BRIEF
Single out the lines of the material that contain "January" and copy them.

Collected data
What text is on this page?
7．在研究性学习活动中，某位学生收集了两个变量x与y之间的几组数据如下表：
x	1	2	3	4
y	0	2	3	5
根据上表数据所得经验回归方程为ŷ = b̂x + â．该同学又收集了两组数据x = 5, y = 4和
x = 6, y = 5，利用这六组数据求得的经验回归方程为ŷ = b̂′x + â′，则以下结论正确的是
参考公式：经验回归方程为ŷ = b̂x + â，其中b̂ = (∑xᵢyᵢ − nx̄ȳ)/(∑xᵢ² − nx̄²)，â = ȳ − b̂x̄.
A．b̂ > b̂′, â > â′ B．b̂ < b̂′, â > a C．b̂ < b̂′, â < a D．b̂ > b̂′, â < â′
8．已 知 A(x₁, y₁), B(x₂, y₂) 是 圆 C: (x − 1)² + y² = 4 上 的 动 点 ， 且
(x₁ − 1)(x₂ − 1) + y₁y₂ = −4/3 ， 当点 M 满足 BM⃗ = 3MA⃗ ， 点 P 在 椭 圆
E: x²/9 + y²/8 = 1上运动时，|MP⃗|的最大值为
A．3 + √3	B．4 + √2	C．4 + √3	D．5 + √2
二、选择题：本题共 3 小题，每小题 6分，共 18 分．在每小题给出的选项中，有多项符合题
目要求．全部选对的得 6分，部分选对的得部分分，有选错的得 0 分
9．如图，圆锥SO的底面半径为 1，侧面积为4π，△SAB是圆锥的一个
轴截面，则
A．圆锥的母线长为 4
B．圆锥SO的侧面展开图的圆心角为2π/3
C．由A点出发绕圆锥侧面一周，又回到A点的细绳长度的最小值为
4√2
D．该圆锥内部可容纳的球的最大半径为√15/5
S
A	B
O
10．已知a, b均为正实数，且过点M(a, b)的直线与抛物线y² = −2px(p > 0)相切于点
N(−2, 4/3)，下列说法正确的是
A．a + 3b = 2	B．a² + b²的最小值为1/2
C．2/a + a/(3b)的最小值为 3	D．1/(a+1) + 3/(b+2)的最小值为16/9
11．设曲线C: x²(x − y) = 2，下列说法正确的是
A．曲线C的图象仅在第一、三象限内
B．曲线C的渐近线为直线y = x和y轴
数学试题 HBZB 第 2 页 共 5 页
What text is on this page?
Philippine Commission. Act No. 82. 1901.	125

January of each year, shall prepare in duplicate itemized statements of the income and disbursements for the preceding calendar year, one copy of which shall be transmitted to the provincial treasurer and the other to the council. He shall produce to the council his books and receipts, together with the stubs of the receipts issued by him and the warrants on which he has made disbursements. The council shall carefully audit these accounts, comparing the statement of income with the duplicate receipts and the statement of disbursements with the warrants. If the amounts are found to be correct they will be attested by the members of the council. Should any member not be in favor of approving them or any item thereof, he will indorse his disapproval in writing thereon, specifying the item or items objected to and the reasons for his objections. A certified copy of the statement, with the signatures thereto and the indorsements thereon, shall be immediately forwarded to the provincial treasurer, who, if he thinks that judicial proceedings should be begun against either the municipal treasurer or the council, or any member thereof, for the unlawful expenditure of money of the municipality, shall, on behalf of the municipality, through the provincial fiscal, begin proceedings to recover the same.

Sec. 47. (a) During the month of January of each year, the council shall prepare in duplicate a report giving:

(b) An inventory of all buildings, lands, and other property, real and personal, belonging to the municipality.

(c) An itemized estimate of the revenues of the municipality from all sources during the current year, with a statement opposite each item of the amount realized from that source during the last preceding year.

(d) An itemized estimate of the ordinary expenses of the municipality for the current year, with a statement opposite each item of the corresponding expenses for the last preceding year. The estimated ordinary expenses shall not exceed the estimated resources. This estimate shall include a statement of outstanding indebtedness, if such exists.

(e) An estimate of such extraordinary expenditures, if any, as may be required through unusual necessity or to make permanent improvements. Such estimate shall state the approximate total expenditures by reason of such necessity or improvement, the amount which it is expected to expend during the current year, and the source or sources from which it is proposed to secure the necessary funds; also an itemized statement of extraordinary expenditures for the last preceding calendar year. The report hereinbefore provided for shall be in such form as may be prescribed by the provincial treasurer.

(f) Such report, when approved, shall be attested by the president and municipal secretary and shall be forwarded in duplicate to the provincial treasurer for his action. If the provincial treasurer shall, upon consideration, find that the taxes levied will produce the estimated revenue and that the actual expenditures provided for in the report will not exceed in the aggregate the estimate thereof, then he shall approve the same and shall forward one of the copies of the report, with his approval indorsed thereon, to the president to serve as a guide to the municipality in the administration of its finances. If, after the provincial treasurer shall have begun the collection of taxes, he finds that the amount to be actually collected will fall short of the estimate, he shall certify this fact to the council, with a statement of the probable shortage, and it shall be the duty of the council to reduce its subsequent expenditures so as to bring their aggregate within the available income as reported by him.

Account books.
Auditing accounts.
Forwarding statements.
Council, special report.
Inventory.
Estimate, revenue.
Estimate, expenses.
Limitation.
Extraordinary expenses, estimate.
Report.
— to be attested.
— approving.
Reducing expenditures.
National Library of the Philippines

ANSWER
January of each year, shall prepare in duplicate itemized statements of the income and disbursements for the preceding calendar year, one copy of which shall be transmitted to the provincial treasurer and the other to the council. He shall produce to the council his books and receipts, together with the stubs of the receipts issued by him and the warrants on which he has made disbursements. The council shall carefully audit these accounts, comparing the statement of income with the duplicate receipts and the statement of disbursements with the warrants. If the amounts are found to be correct they will be attested by the members of the council. Should any member not be in favor of approving them or any item thereof, he will indorse his disapproval in writing thereon, specifying the item or items objected to and the reasons for his objections. A certified copy of the statement, with the signatures thereto and the indorsements thereon, shall be immediately forwarded to the provincial treasurer, who, if he thinks that judicial proceedings should be begun against either the municipal treasurer or the council, or any member thereof, for the unlawful expenditure of money of the municipality, shall, on behalf of the municipality, through the provincial fiscal, begin proceedings to recover the same.
Sec. 47. (a) During the month of January of each year, the council shall prepare in duplicate a report giving:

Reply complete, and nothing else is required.